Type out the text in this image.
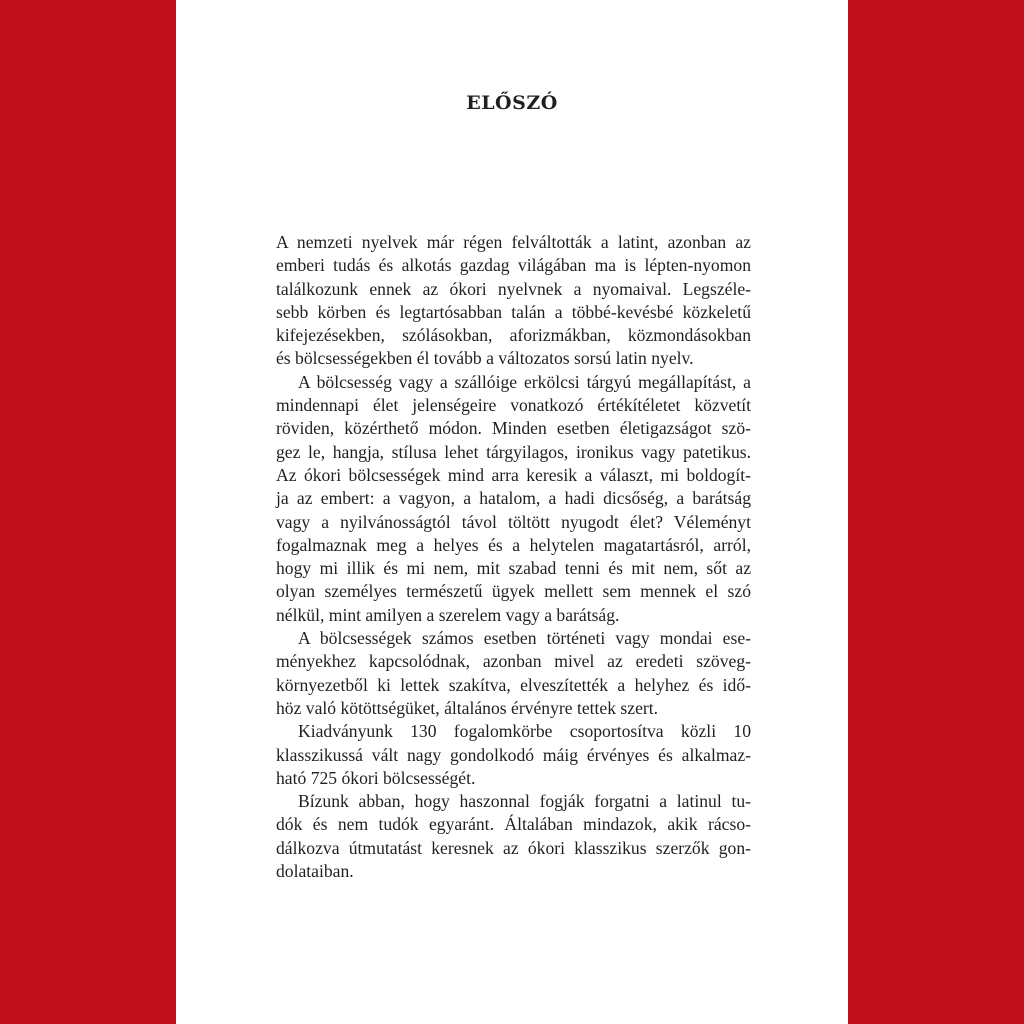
ELŐSZÓ
A nemzeti nyelvek már régen felváltották a latint, azonban az
emberi tudás és alkotás gazdag világában ma is lépten-nyomon
találkozunk ennek az ókori nyelvnek a nyomaival. Legszéle-
sebb körben és legtartósabban talán a többé-kevésbé közkeletű
kifejezésekben, szólásokban, aforizmákban, közmondásokban
és bölcsességekben él tovább a változatos sorsú latin nyelv.
A bölcsesség vagy a szállóige erkölcsi tárgyú megállapítást, a
mindennapi élet jelenségeire vonatkozó értékítéletet közvetít
röviden, közérthető módon. Minden esetben életigazságot szö-
gez le, hangja, stílusa lehet tárgyilagos, ironikus vagy patetikus.
Az ókori bölcsességek mind arra keresik a választ, mi boldogít-
ja az embert: a vagyon, a hatalom, a hadi dicsőség, a barátság
vagy a nyilvánosságtól távol töltött nyugodt élet? Véleményt
fogalmaznak meg a helyes és a helytelen magatartásról, arról,
hogy mi illik és mi nem, mit szabad tenni és mit nem, sőt az
olyan személyes természetű ügyek mellett sem mennek el szó
nélkül, mint amilyen a szerelem vagy a barátság.
A bölcsességek számos esetben történeti vagy mondai ese-
ményekhez kapcsolódnak, azonban mivel az eredeti szöveg-
környezetből ki lettek szakítva, elveszítették a helyhez és idő-
höz való kötöttségüket, általános érvényre tettek szert.
Kiadványunk 130 fogalomkörbe csoportosítva közli 10
klasszikussá vált nagy gondolkodó máig érvényes és alkalmaz-
ható 725 ókori bölcsességét.
Bízunk abban, hogy haszonnal fogják forgatni a latinul tu-
dók és nem tudók egyaránt. Általában mindazok, akik rácso-
dálkozva útmutatást keresnek az ókori klasszikus szerzők gon-
dolataiban.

####

• Exercise directions: Pull out all lines from the entries above in which the word "azonban" appears.

• Exercise response:
A nemzeti nyelvek már régen felváltották a latint, azonban az
ményekhez kapcsolódnak, azonban mivel az eredeti szöveg-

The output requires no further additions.